§ **DATA PROVIDED**:
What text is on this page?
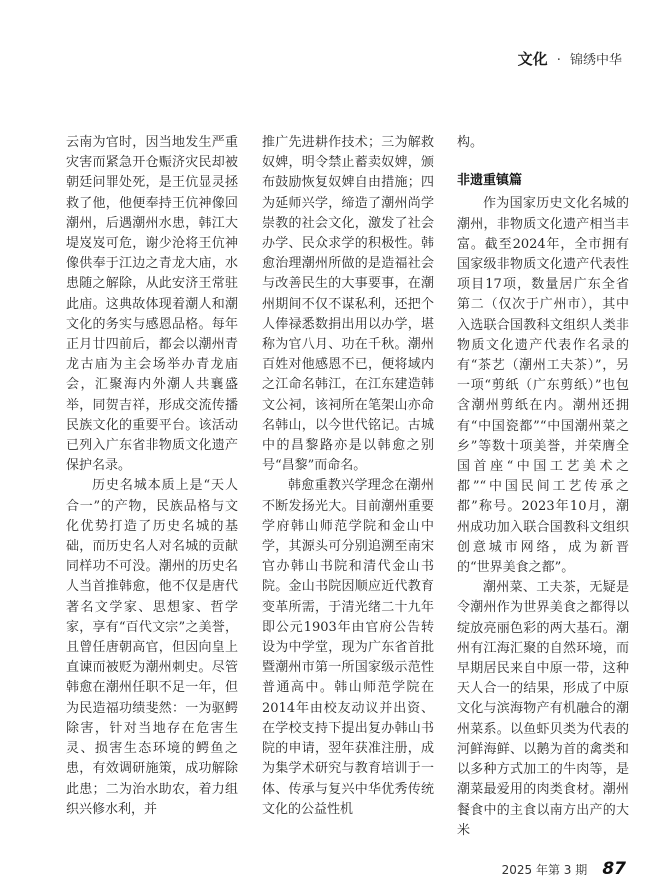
文化 · 锦绣中华

云南为官时，因当地发生严重灾害而紧急开仓赈济灾民却被朝廷问罪处死，是王伉显灵拯救了他，他便奉持王伉神像回潮州，后遇潮州水患，韩江大堤岌岌可危，谢少沧将王伉神像供奉于江边之青龙大庙，水患随之解除，从此安济王常驻此庙。这典故体现着潮人和潮文化的务实与感恩品格。每年正月廿四前后，都会以潮州青龙古庙为主会场举办青龙庙会，汇聚海内外潮人共襄盛举，同贺吉祥，形成交流传播民族文化的重要平台。该活动已列入广东省非物质文化遗产保护名录。

历史名城本质上是“天人合一”的产物，民族品格与文化优势打造了历史名城的基础，而历史名人对名城的贡献同样功不可没。潮州的历史名人当首推韩愈，他不仅是唐代著名文学家、思想家、哲学家，享有“百代文宗”之美誉，且曾任唐朝高官，但因向皇上直谏而被贬为潮州刺史。尽管韩愈在潮州任职不足一年，但为民造福功绩斐然：一为驱鳄除害，针对当地存在危害生灵、损害生态环境的鳄鱼之患，有效调研施策，成功解除此患；二为治水助农，着力组织兴修水利，并

推广先进耕作技术；三为解救奴婢，明令禁止蓄卖奴婢，颁布鼓励恢复奴婢自由措施；四为延师兴学，缔造了潮州尚学崇教的社会文化，激发了社会办学、民众求学的积极性。韩愈治理潮州所做的是造福社会与改善民生的大事要事，在潮州期间不仅不谋私利，还把个人俸禄悉数捐出用以办学，堪称为官八月、功在千秋。潮州百姓对他感恩不已，便将域内之江命名韩江，在江东建造韩文公祠，该祠所在笔架山亦命名韩山，以今世代铭记。古城中的昌黎路亦是以韩愈之别号“昌黎”而命名。

韩愈重教兴学理念在潮州不断发扬光大。目前潮州重要学府韩山师范学院和金山中学，其源头可分别追溯至南宋官办韩山书院和清代金山书院。金山书院因顺应近代教育变革所需，于清光绪二十九年即公元1903年由官府公告转设为中学堂，现为广东省首批暨潮州市第一所国家级示范性普通高中。韩山师范学院在2014年由校友动议并出资、在学校支持下提出复办韩山书院的申请，翌年获准注册，成为集学术研究与教育培训于一体、传承与复兴中华优秀传统文化的公益性机

构。

非遗重镇篇

作为国家历史文化名城的潮州，非物质文化遗产相当丰富。截至2024年，全市拥有国家级非物质文化遗产代表性项目17项，数量居广东全省第二（仅次于广州市），其中入选联合国教科文组织人类非物质文化遗产代表作名录的有“茶艺（潮州工夫茶）”，另一项“剪纸（广东剪纸）”也包含潮州剪纸在内。潮州还拥有“中国瓷都”“中国潮州菜之乡”等数十项美誉，并荣膺全国首座“中国工艺美术之都”“中国民间工艺传承之都”称号。2023年10月，潮州成功加入联合国教科文组织创意城市网络，成为新晋的“世界美食之都”。

潮州菜、工夫茶，无疑是令潮州作为世界美食之都得以绽放亮丽色彩的两大基石。潮州有江海汇聚的自然环境，而早期居民来自中原一带，这种天人合一的结果，形成了中原文化与滨海物产有机融合的潮州菜系。以鱼虾贝类为代表的河鲜海鲜、以鹅为首的禽类和以多种方式加工的牛肉等，是潮菜最爱用的肉类食材。潮州餐食中的主食以南方出产的大米

2025 年第 3 期 87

§ **PROBLEM REQUIREMENTS**: Output the material word for word, omitting its pictures.

§ **RESPONSE FOR THIS EXERCISE**:
What text is on this page?
文化 · 锦绣中华

云南为官时，因当地发生严重灾害而紧急开仓赈济灾民却被朝廷问罪处死，是王伉显灵拯救了他，他便奉持王伉神像回潮州，后遇潮州水患，韩江大堤岌岌可危，谢少沧将王伉神像供奉于江边之青龙大庙，水患随之解除，从此安济王常驻此庙。这典故体现着潮人和潮文化的务实与感恩品格。每年正月廿四前后，都会以潮州青龙古庙为主会场举办青龙庙会，汇聚海内外潮人共襄盛举，同贺吉祥，形成交流传播民族文化的重要平台。该活动已列入广东省非物质文化遗产保护名录。

历史名城本质上是“天人合一”的产物，民族品格与文化优势打造了历史名城的基础，而历史名人对名城的贡献同样功不可没。潮州的历史名人当首推韩愈，他不仅是唐代著名文学家、思想家、哲学家，享有“百代文宗”之美誉，且曾任唐朝高官，但因向皇上直谏而被贬为潮州刺史。尽管韩愈在潮州任职不足一年，但为民造福功绩斐然：一为驱鳄除害，针对当地存在危害生灵、损害生态环境的鳄鱼之患，有效调研施策，成功解除此患；二为治水助农，着力组织兴修水利，并

推广先进耕作技术；三为解救奴婢，明令禁止蓄卖奴婢，颁布鼓励恢复奴婢自由措施；四为延师兴学，缔造了潮州尚学崇教的社会文化，激发了社会办学、民众求学的积极性。韩愈治理潮州所做的是造福社会与改善民生的大事要事，在潮州期间不仅不谋私利，还把个人俸禄悉数捐出用以办学，堪称为官八月、功在千秋。潮州百姓对他感恩不已，便将域内之江命名韩江，在江东建造韩文公祠，该祠所在笔架山亦命名韩山，以今世代铭记。古城中的昌黎路亦是以韩愈之别号“昌黎”而命名。

韩愈重教兴学理念在潮州不断发扬光大。目前潮州重要学府韩山师范学院和金山中学，其源头可分别追溯至南宋官办韩山书院和清代金山书院。金山书院因顺应近代教育变革所需，于清光绪二十九年即公元1903年由官府公告转设为中学堂，现为广东省首批暨潮州市第一所国家级示范性普通高中。韩山师范学院在2014年由校友动议并出资、在学校支持下提出复办韩山书院的申请，翌年获准注册，成为集学术研究与教育培训于一体、传承与复兴中华优秀传统文化的公益性机

构。

非遗重镇篇

作为国家历史文化名城的潮州，非物质文化遗产相当丰富。截至2024年，全市拥有国家级非物质文化遗产代表性项目17项，数量居广东全省第二（仅次于广州市），其中入选联合国教科文组织人类非物质文化遗产代表作名录的有“茶艺（潮州工夫茶）”，另一项“剪纸（广东剪纸）”也包含潮州剪纸在内。潮州还拥有“中国瓷都”“中国潮州菜之乡”等数十项美誉，并荣膺全国首座“中国工艺美术之都”“中国民间工艺传承之都”称号。2023年10月，潮州成功加入联合国教科文组织创意城市网络，成为新晋的“世界美食之都”。

潮州菜、工夫茶，无疑是令潮州作为世界美食之都得以绽放亮丽色彩的两大基石。潮州有江海汇聚的自然环境，而早期居民来自中原一带，这种天人合一的结果，形成了中原文化与滨海物产有机融合的潮州菜系。以鱼虾贝类为代表的河鲜海鲜、以鹅为首的禽类和以多种方式加工的牛肉等，是潮菜最爱用的肉类食材。潮州餐食中的主食以南方出产的大米

2025 年第 3 期 87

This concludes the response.